Leaving out every picture, quote the data below exactly as it appears.

[Entries with figure data]
━━━

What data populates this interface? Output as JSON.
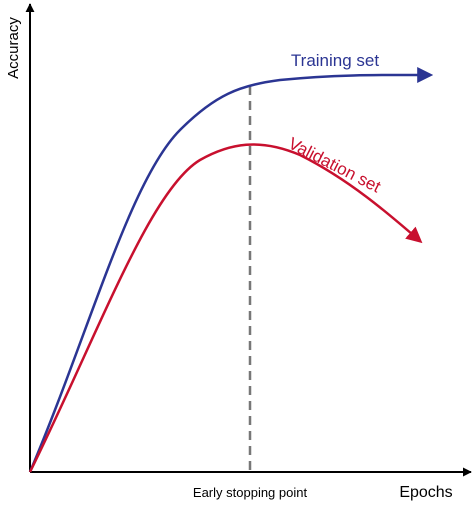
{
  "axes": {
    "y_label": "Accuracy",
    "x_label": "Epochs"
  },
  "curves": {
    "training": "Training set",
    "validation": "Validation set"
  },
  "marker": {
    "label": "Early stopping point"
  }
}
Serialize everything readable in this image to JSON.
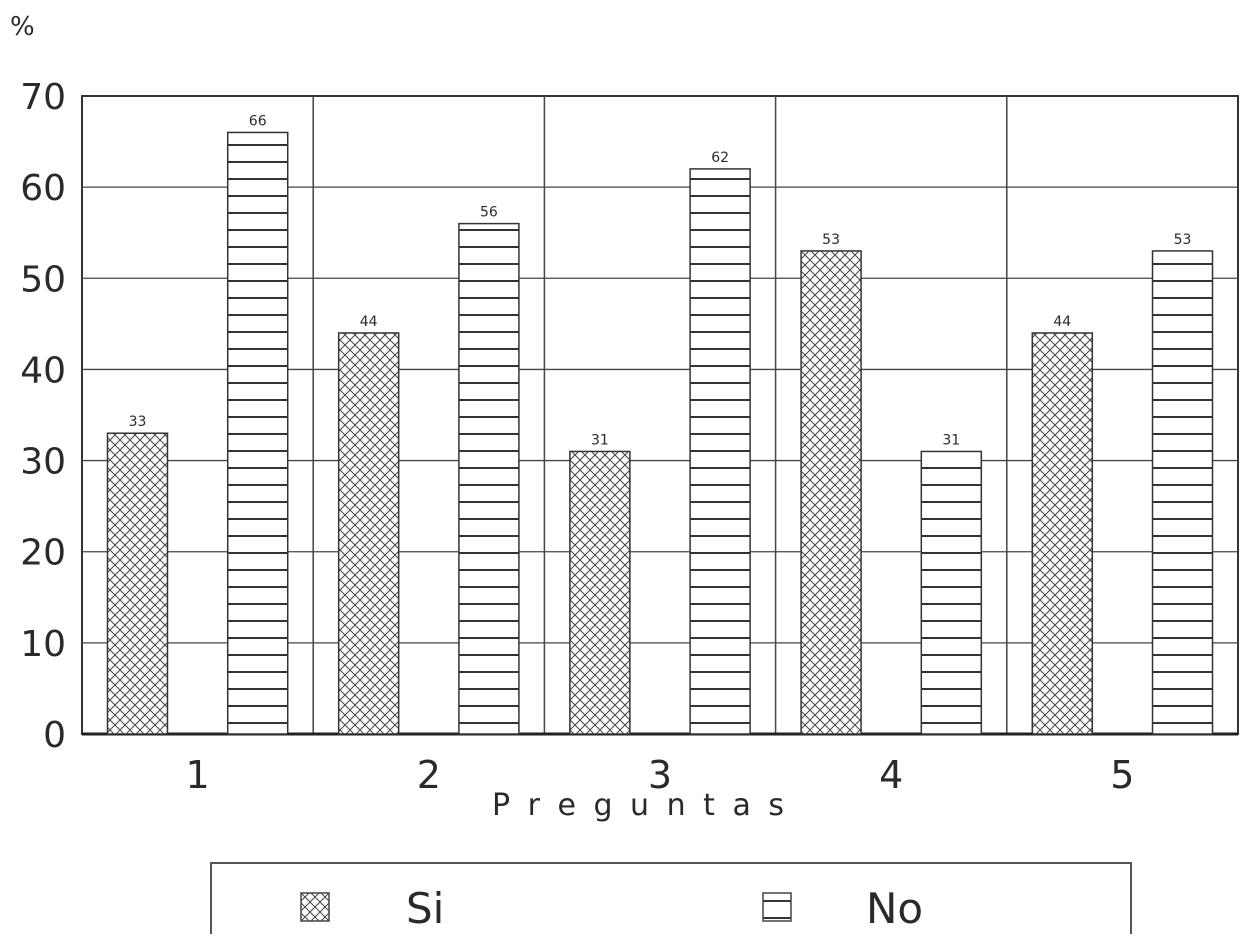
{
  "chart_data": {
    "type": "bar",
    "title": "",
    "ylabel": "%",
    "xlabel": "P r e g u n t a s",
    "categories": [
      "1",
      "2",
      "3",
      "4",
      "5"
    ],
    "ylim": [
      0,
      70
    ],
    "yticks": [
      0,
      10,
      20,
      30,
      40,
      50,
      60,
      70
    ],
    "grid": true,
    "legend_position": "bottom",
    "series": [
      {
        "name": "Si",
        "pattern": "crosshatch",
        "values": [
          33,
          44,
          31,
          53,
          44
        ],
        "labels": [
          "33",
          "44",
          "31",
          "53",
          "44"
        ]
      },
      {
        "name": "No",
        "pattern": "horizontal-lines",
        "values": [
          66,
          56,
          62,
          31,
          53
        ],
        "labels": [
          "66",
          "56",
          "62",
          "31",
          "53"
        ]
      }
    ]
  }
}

━━━

→ In response
What data populates this interface? Output as JSON.
{
  "axes": {
    "y_label": "Accuracy",
    "x_label": "Epochs"
  },
  "curves": {
    "training": "Training set",
    "validation": "Validation set"
  },
  "marker": {
    "label": "Early stopping point"
  }
}
Serialize everything readable in this image to JSON.
{
  "chart_data": {
    "type": "bar",
    "title": "",
    "ylabel": "%",
    "xlabel": "P r e g u n t a s",
    "categories": [
      "1",
      "2",
      "3",
      "4",
      "5"
    ],
    "ylim": [
      0,
      70
    ],
    "yticks": [
      0,
      10,
      20,
      30,
      40,
      50,
      60,
      70
    ],
    "grid": true,
    "legend_position": "bottom",
    "series": [
      {
        "name": "Si",
        "pattern": "crosshatch",
        "values": [
          33,
          44,
          31,
          53,
          44
        ],
        "labels": [
          "33",
          "44",
          "31",
          "53",
          "44"
        ]
      },
      {
        "name": "No",
        "pattern": "horizontal-lines",
        "values": [
          66,
          56,
          62,
          31,
          53
        ],
        "labels": [
          "66",
          "56",
          "62",
          "31",
          "53"
        ]
      }
    ]
  }
}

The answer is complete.